Restate the entire listing word for word.

> [Dataset records]
begin

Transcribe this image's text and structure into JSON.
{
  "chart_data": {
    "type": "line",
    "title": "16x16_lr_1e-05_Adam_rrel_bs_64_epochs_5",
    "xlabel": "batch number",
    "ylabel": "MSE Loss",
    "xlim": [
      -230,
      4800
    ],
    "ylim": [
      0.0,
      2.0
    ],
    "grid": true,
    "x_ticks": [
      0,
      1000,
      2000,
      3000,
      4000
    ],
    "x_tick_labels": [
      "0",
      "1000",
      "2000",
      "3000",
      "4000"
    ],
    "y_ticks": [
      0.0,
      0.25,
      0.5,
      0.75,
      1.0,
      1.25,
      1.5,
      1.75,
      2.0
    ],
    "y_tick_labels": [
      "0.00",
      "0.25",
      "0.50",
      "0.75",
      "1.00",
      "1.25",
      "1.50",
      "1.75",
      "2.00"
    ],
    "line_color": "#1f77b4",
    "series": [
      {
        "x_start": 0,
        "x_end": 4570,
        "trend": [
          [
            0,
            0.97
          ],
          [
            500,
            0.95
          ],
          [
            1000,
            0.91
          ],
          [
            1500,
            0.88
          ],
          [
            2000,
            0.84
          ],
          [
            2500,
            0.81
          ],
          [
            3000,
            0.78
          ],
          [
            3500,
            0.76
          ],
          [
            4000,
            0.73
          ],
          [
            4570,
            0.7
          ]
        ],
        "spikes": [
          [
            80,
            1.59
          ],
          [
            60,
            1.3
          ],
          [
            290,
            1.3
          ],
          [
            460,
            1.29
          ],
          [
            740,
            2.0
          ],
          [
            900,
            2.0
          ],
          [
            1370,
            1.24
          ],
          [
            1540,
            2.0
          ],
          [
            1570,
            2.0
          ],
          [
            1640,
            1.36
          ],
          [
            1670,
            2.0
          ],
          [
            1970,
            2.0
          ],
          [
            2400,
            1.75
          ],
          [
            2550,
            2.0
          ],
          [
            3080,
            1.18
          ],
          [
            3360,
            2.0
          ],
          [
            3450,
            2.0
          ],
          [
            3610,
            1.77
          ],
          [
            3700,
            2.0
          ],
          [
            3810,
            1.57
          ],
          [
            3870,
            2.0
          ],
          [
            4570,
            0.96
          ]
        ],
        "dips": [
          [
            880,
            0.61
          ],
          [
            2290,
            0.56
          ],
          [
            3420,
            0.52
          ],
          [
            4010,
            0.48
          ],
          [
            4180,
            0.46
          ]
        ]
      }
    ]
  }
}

end

> [Written response]
Transcribe this image's text and structure into JSON.
{
  "chart_data": {
    "type": "line",
    "title": "16x16_lr_1e-05_Adam_rrel_bs_64_epochs_5",
    "xlabel": "batch number",
    "ylabel": "MSE Loss",
    "xlim": [
      -230,
      4800
    ],
    "ylim": [
      0.0,
      2.0
    ],
    "grid": true,
    "x_ticks": [
      0,
      1000,
      2000,
      3000,
      4000
    ],
    "x_tick_labels": [
      "0",
      "1000",
      "2000",
      "3000",
      "4000"
    ],
    "y_ticks": [
      0.0,
      0.25,
      0.5,
      0.75,
      1.0,
      1.25,
      1.5,
      1.75,
      2.0
    ],
    "y_tick_labels": [
      "0.00",
      "0.25",
      "0.50",
      "0.75",
      "1.00",
      "1.25",
      "1.50",
      "1.75",
      "2.00"
    ],
    "line_color": "#1f77b4",
    "series": [
      {
        "x_start": 0,
        "x_end": 4570,
        "trend": [
          [
            0,
            0.97
          ],
          [
            500,
            0.95
          ],
          [
            1000,
            0.91
          ],
          [
            1500,
            0.88
          ],
          [
            2000,
            0.84
          ],
          [
            2500,
            0.81
          ],
          [
            3000,
            0.78
          ],
          [
            3500,
            0.76
          ],
          [
            4000,
            0.73
          ],
          [
            4570,
            0.7
          ]
        ],
        "spikes": [
          [
            80,
            1.59
          ],
          [
            60,
            1.3
          ],
          [
            290,
            1.3
          ],
          [
            460,
            1.29
          ],
          [
            740,
            2.0
          ],
          [
            900,
            2.0
          ],
          [
            1370,
            1.24
          ],
          [
            1540,
            2.0
          ],
          [
            1570,
            2.0
          ],
          [
            1640,
            1.36
          ],
          [
            1670,
            2.0
          ],
          [
            1970,
            2.0
          ],
          [
            2400,
            1.75
          ],
          [
            2550,
            2.0
          ],
          [
            3080,
            1.18
          ],
          [
            3360,
            2.0
          ],
          [
            3450,
            2.0
          ],
          [
            3610,
            1.77
          ],
          [
            3700,
            2.0
          ],
          [
            3810,
            1.57
          ],
          [
            3870,
            2.0
          ],
          [
            4570,
            0.96
          ]
        ],
        "dips": [
          [
            880,
            0.61
          ],
          [
            2290,
            0.56
          ],
          [
            3420,
            0.52
          ],
          [
            4010,
            0.48
          ],
          [
            4180,
            0.46
          ]
        ]
      }
    ]
  }
}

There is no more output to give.